-- RECORDS PROVIDED --
○ ○ ○ ○ ○
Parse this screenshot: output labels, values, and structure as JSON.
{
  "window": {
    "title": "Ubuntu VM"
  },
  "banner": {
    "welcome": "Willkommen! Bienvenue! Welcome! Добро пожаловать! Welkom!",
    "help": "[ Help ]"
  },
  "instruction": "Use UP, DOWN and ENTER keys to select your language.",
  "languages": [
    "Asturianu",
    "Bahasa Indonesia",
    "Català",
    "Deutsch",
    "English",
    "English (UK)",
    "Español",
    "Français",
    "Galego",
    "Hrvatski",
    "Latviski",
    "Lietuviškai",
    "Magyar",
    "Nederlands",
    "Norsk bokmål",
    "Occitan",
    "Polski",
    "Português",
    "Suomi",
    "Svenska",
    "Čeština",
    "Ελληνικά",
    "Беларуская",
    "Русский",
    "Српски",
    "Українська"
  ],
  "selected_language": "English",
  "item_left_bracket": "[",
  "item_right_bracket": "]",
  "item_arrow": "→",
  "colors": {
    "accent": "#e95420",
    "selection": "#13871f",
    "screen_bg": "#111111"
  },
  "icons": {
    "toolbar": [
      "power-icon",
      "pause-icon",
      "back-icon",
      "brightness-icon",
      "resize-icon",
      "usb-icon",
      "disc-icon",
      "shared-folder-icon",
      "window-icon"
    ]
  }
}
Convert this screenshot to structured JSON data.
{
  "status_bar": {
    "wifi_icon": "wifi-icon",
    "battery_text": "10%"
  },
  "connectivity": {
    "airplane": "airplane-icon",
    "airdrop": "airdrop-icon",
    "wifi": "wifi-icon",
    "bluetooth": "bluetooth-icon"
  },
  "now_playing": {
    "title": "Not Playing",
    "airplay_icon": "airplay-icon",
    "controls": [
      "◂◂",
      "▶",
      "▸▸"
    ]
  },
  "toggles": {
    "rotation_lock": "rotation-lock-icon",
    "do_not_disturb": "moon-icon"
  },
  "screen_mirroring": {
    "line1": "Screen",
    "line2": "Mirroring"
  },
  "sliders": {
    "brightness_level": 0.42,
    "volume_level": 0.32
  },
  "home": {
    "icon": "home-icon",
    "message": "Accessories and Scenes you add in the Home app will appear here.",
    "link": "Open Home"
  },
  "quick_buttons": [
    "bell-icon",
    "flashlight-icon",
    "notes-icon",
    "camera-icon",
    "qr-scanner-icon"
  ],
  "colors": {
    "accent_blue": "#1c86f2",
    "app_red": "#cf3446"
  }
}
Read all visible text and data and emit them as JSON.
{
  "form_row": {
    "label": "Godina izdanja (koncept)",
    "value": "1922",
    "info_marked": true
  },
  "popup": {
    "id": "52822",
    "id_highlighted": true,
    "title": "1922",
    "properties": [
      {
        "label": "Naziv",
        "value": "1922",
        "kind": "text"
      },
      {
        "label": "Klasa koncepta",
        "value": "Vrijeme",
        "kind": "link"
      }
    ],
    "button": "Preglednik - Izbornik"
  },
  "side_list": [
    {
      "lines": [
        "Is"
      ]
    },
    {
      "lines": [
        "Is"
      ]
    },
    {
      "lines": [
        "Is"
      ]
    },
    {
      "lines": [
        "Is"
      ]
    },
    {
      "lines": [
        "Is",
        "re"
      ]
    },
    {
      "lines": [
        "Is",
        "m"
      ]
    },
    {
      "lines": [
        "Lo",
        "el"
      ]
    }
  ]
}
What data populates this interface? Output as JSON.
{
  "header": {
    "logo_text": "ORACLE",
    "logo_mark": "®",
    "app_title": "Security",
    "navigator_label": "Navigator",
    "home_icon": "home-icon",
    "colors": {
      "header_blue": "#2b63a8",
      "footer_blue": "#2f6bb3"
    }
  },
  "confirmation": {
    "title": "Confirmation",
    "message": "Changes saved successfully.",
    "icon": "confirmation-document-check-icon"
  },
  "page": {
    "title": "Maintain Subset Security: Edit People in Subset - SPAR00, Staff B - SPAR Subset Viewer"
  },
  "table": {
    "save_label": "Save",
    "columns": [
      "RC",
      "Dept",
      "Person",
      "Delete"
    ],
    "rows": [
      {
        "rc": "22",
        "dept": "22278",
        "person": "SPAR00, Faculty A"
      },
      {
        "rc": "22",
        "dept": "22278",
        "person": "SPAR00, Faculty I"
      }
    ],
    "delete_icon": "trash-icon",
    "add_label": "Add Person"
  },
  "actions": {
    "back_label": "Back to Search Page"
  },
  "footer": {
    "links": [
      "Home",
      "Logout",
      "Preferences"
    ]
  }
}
○ ○ ○ ○ ○
-- INSTRUCTIONS FOR THE TASK --
Count every line of the material above that holds the string "true", then state only the total.

-- CORRECT ANSWER --
2